— Start SELECTION —

April 25, 2024 |

Seder Tidbits Part 1

In 21st century America, it is no secret that the majority of Jews are deeply assimilated. By assimilated, I mean that they have chosen to identify and associate with 'American' modes of thought and behavior, rather than Jewish ones, and that they have done so willingly. The consequences of this assimilation[1] are not only that American Jews tend to dress, eat, shop, study and party like their non-Jewish counterparts, but also that they also simultaneously have stopped doing -- for the most part -- Jewish-specific activities, including Jewish study and practice.

I don't mean to say that they are not proud Jews. It's pretty darn cool to be Jewish in America. Steve Martin got up at the 2010 Academy Awards and said "Christoph Waltz played a Nazi in Inglourious Basterds, obsessed with finding Jews. Well, Christoph, (gesturing across entire theater) [Here is] the mother lode." That was funny and appreciated by all the Jews watching, because it's very chic to be a successful Hollywood Jew. But that's not the same as actually doing Jewish, learning Jewish, sharing Jewish values and community etc. It's just "being" Jewish. Whereas, in the words of one of my high school classmates, Judaism is better summed up the Frank Sinatra way: "do be do be do."

Despite all the assimilating, there are some stubborn Jewish rituals that remain beloved of a comparatively huge percentage of American Jews. The three most popular actual mitzvot are fasting on Yom Kippur, lighting candles on Chanuka and attending a Passover seder. Of the three, Yom Kippur is the hardest (synagogue, long, painful, incomprehensible), Chanuka the easiest (gather the kids, flip a Bic, sit down for latkas) and, perhaps surprisingly, the Pesach seder, the most popular of them all.

— End SELECTION —

## CHALLENGES
(A) In the Seder Tidbits text, which of the three popular mitzvot is called the hardest?
(B) List every activity that the Seder Tidbits text says American Jews tend to do like their non-Jewish counterparts.
(C) Please repeat the Seder Tidbits text word for word, beginning at the words "April 25, 2024" and stopping after "study and practice.".

— Start EXTRACTED ENTRIES —

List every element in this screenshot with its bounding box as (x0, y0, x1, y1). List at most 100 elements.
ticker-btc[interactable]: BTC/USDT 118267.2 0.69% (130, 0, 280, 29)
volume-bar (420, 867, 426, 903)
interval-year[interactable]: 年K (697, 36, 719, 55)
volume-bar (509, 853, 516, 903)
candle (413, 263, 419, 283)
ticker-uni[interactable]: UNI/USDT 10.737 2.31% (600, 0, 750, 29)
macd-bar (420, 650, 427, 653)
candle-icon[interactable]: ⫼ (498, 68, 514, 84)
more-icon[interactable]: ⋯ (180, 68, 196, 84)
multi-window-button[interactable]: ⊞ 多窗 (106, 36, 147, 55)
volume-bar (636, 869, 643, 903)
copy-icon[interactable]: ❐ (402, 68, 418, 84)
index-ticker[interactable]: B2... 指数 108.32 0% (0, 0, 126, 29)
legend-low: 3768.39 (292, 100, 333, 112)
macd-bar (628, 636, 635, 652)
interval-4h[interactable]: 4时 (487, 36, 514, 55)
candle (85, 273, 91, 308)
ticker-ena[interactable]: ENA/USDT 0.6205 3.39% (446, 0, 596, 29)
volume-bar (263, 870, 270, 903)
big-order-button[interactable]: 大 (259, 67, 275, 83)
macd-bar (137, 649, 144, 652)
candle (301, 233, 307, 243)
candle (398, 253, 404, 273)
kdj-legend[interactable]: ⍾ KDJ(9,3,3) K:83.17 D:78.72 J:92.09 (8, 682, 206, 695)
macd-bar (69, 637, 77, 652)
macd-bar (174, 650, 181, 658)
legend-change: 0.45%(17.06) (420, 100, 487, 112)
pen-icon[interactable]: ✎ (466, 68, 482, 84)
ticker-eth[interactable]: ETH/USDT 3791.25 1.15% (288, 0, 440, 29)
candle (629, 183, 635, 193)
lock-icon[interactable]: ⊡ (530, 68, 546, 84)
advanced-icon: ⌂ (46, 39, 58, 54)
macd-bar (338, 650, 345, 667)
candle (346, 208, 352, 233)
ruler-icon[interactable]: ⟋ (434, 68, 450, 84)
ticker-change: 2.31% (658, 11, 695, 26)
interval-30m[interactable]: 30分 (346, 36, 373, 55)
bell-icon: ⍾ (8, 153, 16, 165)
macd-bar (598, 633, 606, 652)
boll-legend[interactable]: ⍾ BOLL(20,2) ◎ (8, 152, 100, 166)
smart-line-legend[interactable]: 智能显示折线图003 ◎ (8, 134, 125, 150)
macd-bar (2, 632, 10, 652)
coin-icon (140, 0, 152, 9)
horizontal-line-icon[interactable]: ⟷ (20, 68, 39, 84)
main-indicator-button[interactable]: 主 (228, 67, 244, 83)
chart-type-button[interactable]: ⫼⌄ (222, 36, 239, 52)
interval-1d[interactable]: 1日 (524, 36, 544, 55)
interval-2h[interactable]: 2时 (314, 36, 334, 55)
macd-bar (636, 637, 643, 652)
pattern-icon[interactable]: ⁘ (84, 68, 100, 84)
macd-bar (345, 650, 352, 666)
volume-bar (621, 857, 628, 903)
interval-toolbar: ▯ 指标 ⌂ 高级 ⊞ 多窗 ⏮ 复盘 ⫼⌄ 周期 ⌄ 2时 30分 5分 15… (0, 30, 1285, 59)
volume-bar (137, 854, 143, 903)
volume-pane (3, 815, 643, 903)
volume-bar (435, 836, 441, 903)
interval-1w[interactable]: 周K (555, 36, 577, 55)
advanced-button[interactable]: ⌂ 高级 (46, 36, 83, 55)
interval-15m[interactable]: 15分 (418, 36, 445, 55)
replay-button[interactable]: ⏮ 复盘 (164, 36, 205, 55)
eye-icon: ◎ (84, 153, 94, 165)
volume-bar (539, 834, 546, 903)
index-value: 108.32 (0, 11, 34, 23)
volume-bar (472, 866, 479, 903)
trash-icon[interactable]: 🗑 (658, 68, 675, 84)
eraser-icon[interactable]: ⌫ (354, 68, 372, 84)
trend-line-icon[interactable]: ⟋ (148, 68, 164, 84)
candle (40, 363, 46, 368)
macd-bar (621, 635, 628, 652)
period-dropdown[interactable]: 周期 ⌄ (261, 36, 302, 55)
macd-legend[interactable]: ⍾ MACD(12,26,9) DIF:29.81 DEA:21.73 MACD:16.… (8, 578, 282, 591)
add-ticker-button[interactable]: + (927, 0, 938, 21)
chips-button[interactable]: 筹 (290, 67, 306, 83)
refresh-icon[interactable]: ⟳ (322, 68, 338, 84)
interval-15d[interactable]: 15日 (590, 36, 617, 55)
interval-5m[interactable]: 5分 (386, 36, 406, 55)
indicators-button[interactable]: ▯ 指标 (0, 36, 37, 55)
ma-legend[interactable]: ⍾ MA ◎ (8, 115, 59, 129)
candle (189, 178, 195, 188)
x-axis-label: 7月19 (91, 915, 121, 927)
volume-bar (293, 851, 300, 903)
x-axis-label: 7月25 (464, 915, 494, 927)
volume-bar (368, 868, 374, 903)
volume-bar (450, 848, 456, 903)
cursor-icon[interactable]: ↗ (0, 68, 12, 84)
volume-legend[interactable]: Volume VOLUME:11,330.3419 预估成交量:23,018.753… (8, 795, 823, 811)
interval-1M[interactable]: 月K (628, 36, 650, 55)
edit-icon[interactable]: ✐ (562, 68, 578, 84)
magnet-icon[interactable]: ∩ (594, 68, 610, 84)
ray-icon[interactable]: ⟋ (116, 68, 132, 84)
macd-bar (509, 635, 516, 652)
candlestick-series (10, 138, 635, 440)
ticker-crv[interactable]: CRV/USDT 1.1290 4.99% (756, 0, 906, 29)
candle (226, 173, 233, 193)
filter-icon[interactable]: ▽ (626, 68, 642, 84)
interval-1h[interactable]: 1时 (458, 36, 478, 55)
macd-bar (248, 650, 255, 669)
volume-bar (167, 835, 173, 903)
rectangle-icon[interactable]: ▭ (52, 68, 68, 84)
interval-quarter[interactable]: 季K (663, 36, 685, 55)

— End EXTRACTED ENTRIES —

## OUTPUTS BY TASK
(A) Fasting on Yom Kippur.

(B) Dress, eat, shop, study, party

(C)
April 25, 2024 |

Seder Tidbits Part 1

In 21st century America, it is no secret that the majority of Jews are deeply assimilated. By assimilated, I mean that they have chosen to identify and associate with 'American' modes of thought and behavior, rather than Jewish ones, and that they have done so willingly. The consequences of this assimilation[1] are not only that American Jews tend to dress, eat, shop, study and party like their non-Jewish counterparts, but also that they also simultaneously have stopped doing -- for the most part -- Jewish-specific activities, including Jewish study and practice.